Start of Data provided

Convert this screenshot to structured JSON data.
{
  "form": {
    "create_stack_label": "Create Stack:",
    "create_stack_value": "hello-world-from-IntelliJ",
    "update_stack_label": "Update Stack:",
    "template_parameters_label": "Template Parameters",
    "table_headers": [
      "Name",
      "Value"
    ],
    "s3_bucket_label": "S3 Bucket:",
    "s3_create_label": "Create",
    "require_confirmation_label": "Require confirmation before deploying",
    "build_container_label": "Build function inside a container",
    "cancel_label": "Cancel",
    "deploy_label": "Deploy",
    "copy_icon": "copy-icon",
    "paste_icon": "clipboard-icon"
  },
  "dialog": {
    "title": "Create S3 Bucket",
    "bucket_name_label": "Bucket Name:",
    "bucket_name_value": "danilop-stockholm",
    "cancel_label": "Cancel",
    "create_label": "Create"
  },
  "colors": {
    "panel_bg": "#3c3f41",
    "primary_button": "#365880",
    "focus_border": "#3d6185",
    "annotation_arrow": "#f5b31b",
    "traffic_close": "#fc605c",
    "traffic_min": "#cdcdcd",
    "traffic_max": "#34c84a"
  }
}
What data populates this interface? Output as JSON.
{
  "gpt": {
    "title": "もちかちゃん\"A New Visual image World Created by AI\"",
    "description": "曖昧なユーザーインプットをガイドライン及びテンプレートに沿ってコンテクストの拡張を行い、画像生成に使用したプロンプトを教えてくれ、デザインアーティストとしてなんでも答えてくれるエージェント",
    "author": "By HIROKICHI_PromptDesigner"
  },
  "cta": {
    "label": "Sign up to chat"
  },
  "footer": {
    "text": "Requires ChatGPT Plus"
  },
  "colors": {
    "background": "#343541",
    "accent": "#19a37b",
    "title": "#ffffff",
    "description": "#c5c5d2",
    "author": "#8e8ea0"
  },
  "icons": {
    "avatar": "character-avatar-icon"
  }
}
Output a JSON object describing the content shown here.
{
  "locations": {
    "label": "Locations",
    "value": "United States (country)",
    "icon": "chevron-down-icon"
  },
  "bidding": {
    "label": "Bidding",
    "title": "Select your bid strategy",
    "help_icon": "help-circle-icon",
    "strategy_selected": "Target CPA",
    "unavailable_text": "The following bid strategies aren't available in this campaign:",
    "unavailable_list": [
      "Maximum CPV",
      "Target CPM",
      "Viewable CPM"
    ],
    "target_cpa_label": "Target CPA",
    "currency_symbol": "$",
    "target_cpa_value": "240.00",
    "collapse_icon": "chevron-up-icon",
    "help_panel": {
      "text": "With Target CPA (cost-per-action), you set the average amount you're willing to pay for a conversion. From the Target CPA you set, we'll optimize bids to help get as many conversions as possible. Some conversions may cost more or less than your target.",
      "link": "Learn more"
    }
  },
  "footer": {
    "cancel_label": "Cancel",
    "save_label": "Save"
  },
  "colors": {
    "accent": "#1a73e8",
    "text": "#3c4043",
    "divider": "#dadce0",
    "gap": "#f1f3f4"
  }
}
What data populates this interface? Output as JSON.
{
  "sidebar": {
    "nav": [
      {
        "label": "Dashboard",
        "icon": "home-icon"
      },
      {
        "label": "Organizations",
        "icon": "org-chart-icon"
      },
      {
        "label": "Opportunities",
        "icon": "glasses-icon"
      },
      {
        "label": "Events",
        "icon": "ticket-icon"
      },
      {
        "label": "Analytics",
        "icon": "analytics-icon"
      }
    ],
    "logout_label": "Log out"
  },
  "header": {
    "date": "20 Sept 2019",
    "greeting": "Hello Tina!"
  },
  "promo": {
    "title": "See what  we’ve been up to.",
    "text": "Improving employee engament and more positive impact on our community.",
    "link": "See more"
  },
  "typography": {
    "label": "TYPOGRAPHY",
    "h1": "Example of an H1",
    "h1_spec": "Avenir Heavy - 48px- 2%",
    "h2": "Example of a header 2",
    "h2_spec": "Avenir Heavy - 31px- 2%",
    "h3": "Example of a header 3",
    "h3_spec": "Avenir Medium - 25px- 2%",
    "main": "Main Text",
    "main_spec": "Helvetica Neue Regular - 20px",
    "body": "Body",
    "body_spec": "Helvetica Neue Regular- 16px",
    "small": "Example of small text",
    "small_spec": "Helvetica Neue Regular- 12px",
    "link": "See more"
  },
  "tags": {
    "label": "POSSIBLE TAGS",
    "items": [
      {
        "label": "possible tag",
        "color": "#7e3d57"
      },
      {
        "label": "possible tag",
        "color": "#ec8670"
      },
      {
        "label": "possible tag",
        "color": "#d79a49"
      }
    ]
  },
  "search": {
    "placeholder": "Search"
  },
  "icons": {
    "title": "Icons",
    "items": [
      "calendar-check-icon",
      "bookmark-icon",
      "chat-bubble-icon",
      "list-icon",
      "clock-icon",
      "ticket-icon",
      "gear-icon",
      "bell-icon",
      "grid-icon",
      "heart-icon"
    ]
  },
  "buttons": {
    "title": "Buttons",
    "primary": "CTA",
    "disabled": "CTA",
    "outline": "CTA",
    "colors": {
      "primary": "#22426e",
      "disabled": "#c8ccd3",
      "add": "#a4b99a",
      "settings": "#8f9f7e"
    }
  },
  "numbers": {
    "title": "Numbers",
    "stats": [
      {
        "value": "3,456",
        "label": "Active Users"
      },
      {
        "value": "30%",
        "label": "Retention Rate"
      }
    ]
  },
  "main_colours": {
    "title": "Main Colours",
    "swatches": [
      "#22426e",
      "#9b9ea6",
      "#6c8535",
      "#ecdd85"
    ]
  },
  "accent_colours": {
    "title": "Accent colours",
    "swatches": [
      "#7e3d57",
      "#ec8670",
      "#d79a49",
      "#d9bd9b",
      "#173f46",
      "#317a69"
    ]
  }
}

End of Data provided

◆ Your goal
Please output the complete data exactly.

◆ The completed task
Convert this screenshot to structured JSON data.
{
  "form": {
    "create_stack_label": "Create Stack:",
    "create_stack_value": "hello-world-from-IntelliJ",
    "update_stack_label": "Update Stack:",
    "template_parameters_label": "Template Parameters",
    "table_headers": [
      "Name",
      "Value"
    ],
    "s3_bucket_label": "S3 Bucket:",
    "s3_create_label": "Create",
    "require_confirmation_label": "Require confirmation before deploying",
    "build_container_label": "Build function inside a container",
    "cancel_label": "Cancel",
    "deploy_label": "Deploy",
    "copy_icon": "copy-icon",
    "paste_icon": "clipboard-icon"
  },
  "dialog": {
    "title": "Create S3 Bucket",
    "bucket_name_label": "Bucket Name:",
    "bucket_name_value": "danilop-stockholm",
    "cancel_label": "Cancel",
    "create_label": "Create"
  },
  "colors": {
    "panel_bg": "#3c3f41",
    "primary_button": "#365880",
    "focus_border": "#3d6185",
    "annotation_arrow": "#f5b31b",
    "traffic_close": "#fc605c",
    "traffic_min": "#cdcdcd",
    "traffic_max": "#34c84a"
  }
}
What data populates this interface? Output as JSON.
{
  "gpt": {
    "title": "もちかちゃん\"A New Visual image World Created by AI\"",
    "description": "曖昧なユーザーインプットをガイドライン及びテンプレートに沿ってコンテクストの拡張を行い、画像生成に使用したプロンプトを教えてくれ、デザインアーティストとしてなんでも答えてくれるエージェント",
    "author": "By HIROKICHI_PromptDesigner"
  },
  "cta": {
    "label": "Sign up to chat"
  },
  "footer": {
    "text": "Requires ChatGPT Plus"
  },
  "colors": {
    "background": "#343541",
    "accent": "#19a37b",
    "title": "#ffffff",
    "description": "#c5c5d2",
    "author": "#8e8ea0"
  },
  "icons": {
    "avatar": "character-avatar-icon"
  }
}
Output a JSON object describing the content shown here.
{
  "locations": {
    "label": "Locations",
    "value": "United States (country)",
    "icon": "chevron-down-icon"
  },
  "bidding": {
    "label": "Bidding",
    "title": "Select your bid strategy",
    "help_icon": "help-circle-icon",
    "strategy_selected": "Target CPA",
    "unavailable_text": "The following bid strategies aren't available in this campaign:",
    "unavailable_list": [
      "Maximum CPV",
      "Target CPM",
      "Viewable CPM"
    ],
    "target_cpa_label": "Target CPA",
    "currency_symbol": "$",
    "target_cpa_value": "240.00",
    "collapse_icon": "chevron-up-icon",
    "help_panel": {
      "text": "With Target CPA (cost-per-action), you set the average amount you're willing to pay for a conversion. From the Target CPA you set, we'll optimize bids to help get as many conversions as possible. Some conversions may cost more or less than your target.",
      "link": "Learn more"
    }
  },
  "footer": {
    "cancel_label": "Cancel",
    "save_label": "Save"
  },
  "colors": {
    "accent": "#1a73e8",
    "text": "#3c4043",
    "divider": "#dadce0",
    "gap": "#f1f3f4"
  }
}
What data populates this interface? Output as JSON.
{
  "sidebar": {
    "nav": [
      {
        "label": "Dashboard",
        "icon": "home-icon"
      },
      {
        "label": "Organizations",
        "icon": "org-chart-icon"
      },
      {
        "label": "Opportunities",
        "icon": "glasses-icon"
      },
      {
        "label": "Events",
        "icon": "ticket-icon"
      },
      {
        "label": "Analytics",
        "icon": "analytics-icon"
      }
    ],
    "logout_label": "Log out"
  },
  "header": {
    "date": "20 Sept 2019",
    "greeting": "Hello Tina!"
  },
  "promo": {
    "title": "See what  we’ve been up to.",
    "text": "Improving employee engament and more positive impact on our community.",
    "link": "See more"
  },
  "typography": {
    "label": "TYPOGRAPHY",
    "h1": "Example of an H1",
    "h1_spec": "Avenir Heavy - 48px- 2%",
    "h2": "Example of a header 2",
    "h2_spec": "Avenir Heavy - 31px- 2%",
    "h3": "Example of a header 3",
    "h3_spec": "Avenir Medium - 25px- 2%",
    "main": "Main Text",
    "main_spec": "Helvetica Neue Regular - 20px",
    "body": "Body",
    "body_spec": "Helvetica Neue Regular- 16px",
    "small": "Example of small text",
    "small_spec": "Helvetica Neue Regular- 12px",
    "link": "See more"
  },
  "tags": {
    "label": "POSSIBLE TAGS",
    "items": [
      {
        "label": "possible tag",
        "color": "#7e3d57"
      },
      {
        "label": "possible tag",
        "color": "#ec8670"
      },
      {
        "label": "possible tag",
        "color": "#d79a49"
      }
    ]
  },
  "search": {
    "placeholder": "Search"
  },
  "icons": {
    "title": "Icons",
    "items": [
      "calendar-check-icon",
      "bookmark-icon",
      "chat-bubble-icon",
      "list-icon",
      "clock-icon",
      "ticket-icon",
      "gear-icon",
      "bell-icon",
      "grid-icon",
      "heart-icon"
    ]
  },
  "buttons": {
    "title": "Buttons",
    "primary": "CTA",
    "disabled": "CTA",
    "outline": "CTA",
    "colors": {
      "primary": "#22426e",
      "disabled": "#c8ccd3",
      "add": "#a4b99a",
      "settings": "#8f9f7e"
    }
  },
  "numbers": {
    "title": "Numbers",
    "stats": [
      {
        "value": "3,456",
        "label": "Active Users"
      },
      {
        "value": "30%",
        "label": "Retention Rate"
      }
    ]
  },
  "main_colours": {
    "title": "Main Colours",
    "swatches": [
      "#22426e",
      "#9b9ea6",
      "#6c8535",
      "#ecdd85"
    ]
  },
  "accent_colours": {
    "title": "Accent colours",
    "swatches": [
      "#7e3d57",
      "#ec8670",
      "#d79a49",
      "#d9bd9b",
      "#173f46",
      "#317a69"
    ]
  }
}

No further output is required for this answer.